### Short problem
Below are records. Copy every line with "Wartungsarbeiten" in it.

### Data for this task
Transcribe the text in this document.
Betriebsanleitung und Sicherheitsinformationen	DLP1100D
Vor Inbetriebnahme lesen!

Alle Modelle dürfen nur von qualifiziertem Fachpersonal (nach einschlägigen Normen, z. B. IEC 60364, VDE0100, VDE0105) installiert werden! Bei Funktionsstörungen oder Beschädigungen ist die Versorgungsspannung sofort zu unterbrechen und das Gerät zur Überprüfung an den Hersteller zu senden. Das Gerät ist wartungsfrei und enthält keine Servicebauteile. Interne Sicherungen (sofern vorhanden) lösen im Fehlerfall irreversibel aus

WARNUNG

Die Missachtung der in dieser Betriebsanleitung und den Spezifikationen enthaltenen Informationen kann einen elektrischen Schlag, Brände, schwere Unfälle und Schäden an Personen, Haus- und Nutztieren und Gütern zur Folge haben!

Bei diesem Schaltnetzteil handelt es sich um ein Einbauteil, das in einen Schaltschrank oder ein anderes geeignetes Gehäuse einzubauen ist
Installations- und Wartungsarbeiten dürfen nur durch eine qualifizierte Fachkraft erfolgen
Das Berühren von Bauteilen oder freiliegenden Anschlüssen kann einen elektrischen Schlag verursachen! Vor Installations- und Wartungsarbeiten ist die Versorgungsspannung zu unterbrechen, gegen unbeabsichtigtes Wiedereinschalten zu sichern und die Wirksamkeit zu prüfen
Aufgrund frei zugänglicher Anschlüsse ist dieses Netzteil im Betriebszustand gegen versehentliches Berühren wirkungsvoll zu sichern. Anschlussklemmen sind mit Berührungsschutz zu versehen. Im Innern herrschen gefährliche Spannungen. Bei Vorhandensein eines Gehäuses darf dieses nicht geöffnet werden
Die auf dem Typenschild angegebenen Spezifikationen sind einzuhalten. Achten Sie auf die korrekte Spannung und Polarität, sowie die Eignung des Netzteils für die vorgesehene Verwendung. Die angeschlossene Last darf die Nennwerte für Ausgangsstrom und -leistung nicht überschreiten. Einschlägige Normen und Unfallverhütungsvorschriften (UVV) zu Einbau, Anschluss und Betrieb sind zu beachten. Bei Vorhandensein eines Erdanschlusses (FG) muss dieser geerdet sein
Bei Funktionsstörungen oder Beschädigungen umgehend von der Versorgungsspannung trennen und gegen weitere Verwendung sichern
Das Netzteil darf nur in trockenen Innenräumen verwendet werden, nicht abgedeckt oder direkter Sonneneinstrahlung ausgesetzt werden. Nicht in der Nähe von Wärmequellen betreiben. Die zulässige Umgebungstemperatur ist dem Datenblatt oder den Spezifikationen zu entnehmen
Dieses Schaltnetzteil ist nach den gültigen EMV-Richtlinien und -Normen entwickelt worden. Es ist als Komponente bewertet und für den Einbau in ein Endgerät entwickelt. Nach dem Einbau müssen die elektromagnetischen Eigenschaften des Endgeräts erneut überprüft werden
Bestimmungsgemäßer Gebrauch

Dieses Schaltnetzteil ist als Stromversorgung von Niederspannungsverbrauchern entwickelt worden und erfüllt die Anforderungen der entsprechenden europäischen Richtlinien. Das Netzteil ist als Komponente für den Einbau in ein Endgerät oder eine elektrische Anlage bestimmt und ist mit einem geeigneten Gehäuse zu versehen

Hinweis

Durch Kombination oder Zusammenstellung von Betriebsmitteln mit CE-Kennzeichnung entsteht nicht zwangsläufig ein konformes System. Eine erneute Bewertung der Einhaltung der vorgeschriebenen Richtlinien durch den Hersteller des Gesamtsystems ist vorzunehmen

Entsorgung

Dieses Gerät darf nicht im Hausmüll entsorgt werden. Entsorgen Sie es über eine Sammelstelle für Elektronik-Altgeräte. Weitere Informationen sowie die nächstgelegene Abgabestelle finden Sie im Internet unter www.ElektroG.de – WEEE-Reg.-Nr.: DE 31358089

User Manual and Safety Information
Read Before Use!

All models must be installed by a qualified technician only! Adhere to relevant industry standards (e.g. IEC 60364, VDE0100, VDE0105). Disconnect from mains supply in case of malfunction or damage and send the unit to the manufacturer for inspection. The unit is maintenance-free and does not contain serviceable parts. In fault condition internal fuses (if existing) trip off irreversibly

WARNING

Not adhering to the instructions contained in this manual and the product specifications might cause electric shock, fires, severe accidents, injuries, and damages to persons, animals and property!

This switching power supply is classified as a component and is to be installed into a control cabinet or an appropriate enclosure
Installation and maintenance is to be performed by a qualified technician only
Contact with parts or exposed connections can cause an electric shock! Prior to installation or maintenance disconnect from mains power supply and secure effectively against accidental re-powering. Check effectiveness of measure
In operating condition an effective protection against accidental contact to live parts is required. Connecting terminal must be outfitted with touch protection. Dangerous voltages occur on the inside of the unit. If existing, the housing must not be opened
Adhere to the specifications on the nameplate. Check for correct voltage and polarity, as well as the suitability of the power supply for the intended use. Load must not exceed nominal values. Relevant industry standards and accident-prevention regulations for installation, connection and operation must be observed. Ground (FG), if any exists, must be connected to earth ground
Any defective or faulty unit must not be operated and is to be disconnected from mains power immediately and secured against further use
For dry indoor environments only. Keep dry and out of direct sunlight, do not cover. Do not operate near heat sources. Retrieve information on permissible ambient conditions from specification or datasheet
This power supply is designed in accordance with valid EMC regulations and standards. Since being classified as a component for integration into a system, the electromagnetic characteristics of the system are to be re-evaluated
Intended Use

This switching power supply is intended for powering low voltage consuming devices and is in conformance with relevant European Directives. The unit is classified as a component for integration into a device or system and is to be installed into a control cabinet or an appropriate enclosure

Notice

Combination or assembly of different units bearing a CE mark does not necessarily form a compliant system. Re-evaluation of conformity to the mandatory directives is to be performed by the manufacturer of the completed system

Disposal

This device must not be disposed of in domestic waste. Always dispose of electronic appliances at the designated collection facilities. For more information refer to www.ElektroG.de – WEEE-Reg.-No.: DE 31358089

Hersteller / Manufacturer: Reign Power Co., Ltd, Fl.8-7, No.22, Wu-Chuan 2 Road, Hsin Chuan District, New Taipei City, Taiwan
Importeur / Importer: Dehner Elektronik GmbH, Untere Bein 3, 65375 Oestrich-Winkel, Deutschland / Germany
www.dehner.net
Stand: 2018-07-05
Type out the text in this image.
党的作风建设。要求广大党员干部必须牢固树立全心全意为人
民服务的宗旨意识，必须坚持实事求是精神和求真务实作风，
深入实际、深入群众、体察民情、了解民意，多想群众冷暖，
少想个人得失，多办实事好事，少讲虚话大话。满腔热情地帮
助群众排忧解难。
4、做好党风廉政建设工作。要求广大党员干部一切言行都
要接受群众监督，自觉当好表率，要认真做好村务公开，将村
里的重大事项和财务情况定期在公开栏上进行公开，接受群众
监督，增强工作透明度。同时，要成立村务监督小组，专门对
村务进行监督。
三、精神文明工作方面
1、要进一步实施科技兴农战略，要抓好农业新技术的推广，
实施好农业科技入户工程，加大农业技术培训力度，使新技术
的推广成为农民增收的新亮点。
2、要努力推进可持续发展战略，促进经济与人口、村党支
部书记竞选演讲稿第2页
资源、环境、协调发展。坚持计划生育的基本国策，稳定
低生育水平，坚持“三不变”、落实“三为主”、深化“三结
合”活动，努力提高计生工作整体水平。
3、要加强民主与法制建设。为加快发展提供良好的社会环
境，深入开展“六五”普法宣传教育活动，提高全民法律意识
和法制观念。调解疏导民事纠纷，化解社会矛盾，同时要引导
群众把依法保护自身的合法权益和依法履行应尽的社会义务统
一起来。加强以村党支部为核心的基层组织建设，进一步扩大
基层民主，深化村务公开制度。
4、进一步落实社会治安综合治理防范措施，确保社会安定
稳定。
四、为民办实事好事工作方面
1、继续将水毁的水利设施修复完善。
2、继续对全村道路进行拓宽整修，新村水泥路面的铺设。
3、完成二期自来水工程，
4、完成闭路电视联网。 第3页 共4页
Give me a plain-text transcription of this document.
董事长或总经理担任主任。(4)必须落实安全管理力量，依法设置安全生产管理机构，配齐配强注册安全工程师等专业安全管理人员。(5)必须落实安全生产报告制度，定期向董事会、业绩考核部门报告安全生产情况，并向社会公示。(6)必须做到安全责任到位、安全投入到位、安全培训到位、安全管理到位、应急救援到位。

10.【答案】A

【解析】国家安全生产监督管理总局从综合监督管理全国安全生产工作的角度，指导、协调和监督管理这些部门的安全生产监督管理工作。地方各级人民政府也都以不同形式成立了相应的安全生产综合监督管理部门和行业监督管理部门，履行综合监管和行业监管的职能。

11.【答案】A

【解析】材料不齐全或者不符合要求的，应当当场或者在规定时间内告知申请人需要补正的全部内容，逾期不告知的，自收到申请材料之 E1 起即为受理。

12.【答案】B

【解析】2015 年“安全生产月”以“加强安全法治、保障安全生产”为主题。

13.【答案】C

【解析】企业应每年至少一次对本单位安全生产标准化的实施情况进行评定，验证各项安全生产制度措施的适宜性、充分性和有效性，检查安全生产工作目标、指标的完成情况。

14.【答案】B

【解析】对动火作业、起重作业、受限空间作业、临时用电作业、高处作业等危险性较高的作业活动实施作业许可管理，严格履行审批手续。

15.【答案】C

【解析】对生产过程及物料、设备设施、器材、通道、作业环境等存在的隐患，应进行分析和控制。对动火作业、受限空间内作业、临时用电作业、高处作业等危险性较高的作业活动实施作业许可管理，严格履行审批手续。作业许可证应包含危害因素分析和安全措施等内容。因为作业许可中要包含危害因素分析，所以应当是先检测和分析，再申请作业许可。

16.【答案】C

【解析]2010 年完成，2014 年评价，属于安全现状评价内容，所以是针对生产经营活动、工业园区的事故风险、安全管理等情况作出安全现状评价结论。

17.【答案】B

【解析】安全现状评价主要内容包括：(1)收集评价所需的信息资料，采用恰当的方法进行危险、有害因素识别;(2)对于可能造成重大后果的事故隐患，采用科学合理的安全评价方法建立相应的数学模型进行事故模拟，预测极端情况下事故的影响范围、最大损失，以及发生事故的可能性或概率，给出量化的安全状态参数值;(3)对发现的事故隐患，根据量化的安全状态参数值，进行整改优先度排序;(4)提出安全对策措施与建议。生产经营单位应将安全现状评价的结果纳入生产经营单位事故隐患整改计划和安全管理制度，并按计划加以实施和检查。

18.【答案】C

### Problem solution
Installations- und Wartungsarbeiten dürfen nur durch eine qualifizierte Fachkraft erfolgen
Das Berühren von Bauteilen oder freiliegenden Anschlüssen kann einen elektrischen Schlag verursachen! Vor Installations- und Wartungsarbeiten ist die Versorgungsspannung zu unterbrechen, gegen unbeabsichtigtes Wiedereinschalten zu sichern und die Wirksamkeit zu prüfen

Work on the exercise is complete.